→ DIRECTIVE: Copy out every line that contains the word "FINAL".

--------

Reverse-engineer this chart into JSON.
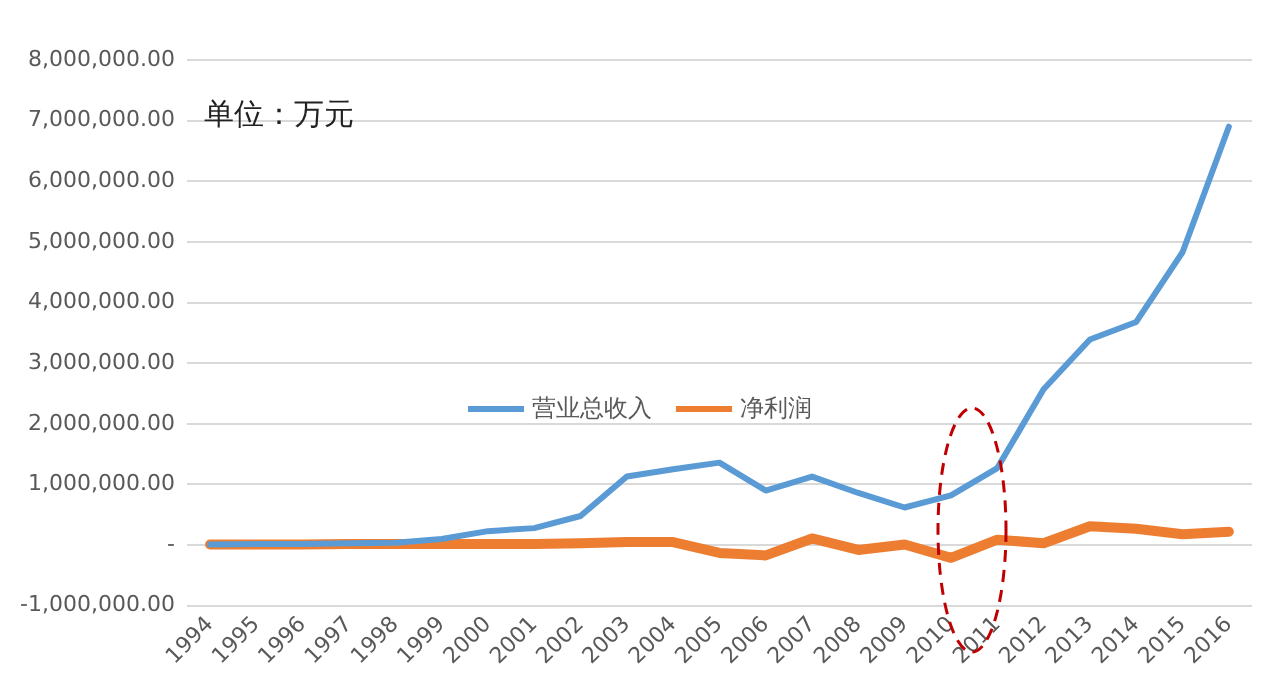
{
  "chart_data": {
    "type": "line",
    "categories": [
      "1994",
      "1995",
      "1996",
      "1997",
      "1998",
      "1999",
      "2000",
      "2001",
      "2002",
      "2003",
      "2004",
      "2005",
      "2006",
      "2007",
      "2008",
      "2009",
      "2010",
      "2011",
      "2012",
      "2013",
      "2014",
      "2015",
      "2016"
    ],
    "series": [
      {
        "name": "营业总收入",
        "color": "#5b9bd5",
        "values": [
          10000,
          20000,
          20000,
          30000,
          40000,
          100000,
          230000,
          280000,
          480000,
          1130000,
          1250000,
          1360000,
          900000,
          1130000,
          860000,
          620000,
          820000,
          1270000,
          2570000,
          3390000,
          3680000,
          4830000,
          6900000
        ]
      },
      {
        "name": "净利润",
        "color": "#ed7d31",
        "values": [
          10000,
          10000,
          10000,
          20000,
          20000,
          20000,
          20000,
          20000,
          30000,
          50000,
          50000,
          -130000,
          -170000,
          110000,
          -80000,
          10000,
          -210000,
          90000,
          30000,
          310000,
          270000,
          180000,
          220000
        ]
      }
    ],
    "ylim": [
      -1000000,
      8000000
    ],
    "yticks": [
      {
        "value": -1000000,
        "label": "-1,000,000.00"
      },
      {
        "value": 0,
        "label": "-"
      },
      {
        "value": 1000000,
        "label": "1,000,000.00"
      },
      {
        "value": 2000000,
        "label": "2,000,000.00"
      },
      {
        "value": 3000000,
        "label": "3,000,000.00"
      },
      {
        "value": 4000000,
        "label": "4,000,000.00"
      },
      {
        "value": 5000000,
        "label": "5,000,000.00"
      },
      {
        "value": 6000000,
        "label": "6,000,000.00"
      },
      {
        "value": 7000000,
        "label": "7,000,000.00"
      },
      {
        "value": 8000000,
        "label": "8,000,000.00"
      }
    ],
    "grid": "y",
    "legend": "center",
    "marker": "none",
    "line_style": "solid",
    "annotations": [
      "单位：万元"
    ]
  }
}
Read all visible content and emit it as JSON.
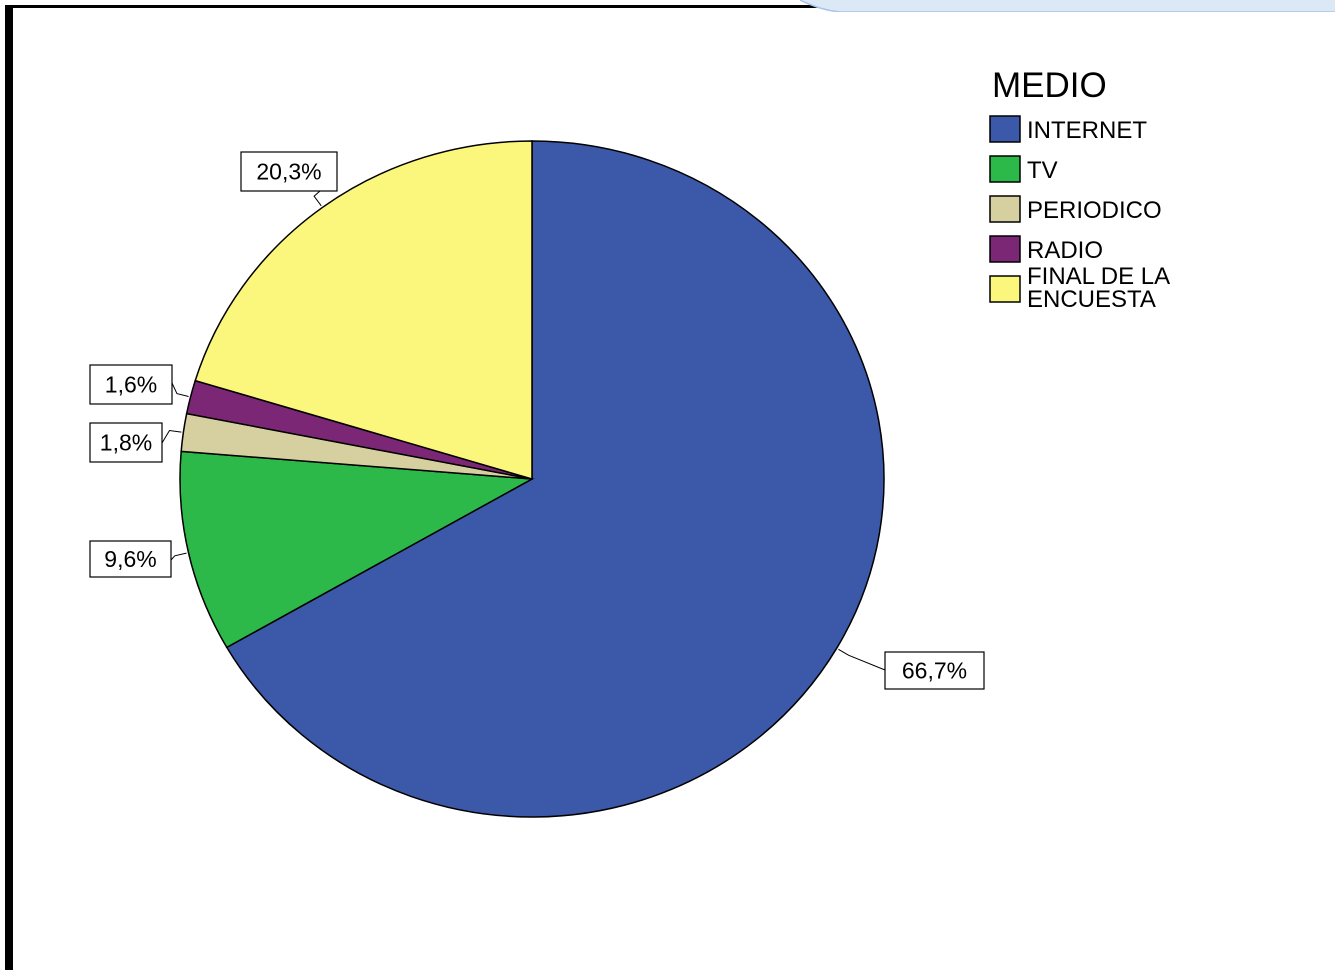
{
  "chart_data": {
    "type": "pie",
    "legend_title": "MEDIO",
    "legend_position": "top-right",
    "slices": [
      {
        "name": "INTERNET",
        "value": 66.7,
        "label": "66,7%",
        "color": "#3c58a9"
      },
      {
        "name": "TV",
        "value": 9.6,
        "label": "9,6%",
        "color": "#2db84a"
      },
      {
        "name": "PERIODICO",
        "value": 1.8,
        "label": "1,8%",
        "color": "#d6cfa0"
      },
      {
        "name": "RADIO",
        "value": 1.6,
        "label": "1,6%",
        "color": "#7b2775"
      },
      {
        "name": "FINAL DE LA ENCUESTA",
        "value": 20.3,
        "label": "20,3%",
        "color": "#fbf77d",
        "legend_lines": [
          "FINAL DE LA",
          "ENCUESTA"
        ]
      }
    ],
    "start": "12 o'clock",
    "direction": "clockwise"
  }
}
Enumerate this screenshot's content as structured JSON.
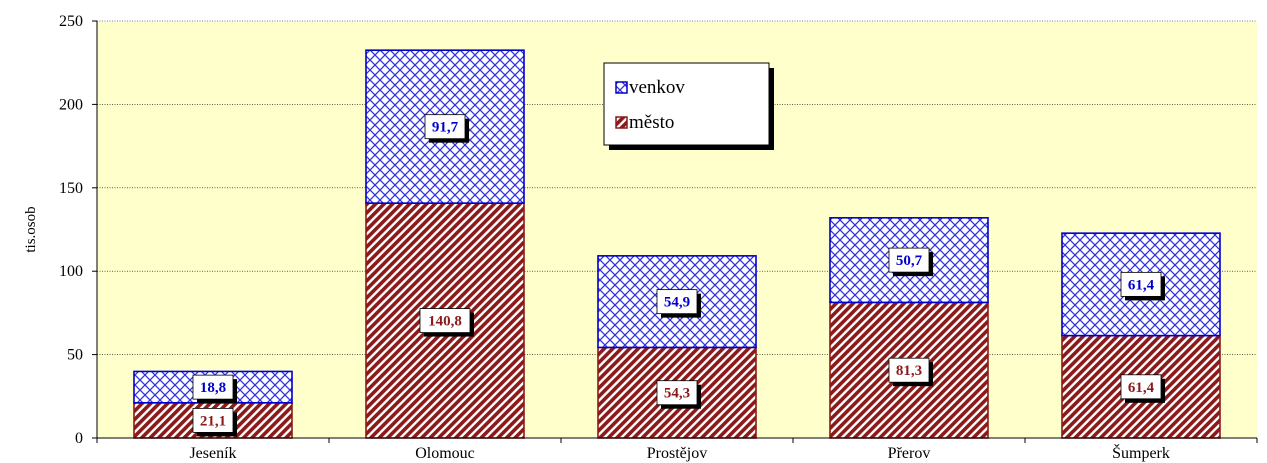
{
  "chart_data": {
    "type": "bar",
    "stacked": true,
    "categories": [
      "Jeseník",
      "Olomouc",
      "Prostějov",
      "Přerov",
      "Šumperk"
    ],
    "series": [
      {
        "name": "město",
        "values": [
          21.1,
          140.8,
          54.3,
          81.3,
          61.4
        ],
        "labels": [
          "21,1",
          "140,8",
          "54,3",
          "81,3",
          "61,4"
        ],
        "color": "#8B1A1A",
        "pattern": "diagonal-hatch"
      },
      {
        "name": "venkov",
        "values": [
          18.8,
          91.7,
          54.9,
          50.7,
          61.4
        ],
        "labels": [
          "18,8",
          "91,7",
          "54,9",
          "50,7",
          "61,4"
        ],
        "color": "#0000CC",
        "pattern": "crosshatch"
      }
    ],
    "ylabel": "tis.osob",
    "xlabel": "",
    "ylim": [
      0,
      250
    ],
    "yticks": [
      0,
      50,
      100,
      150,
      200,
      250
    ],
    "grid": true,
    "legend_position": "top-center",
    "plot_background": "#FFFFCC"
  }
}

--------

→ EXERCISE OUTPUT:
        "name": "FINAL DE LA ENCUESTA",
          "FINAL DE LA",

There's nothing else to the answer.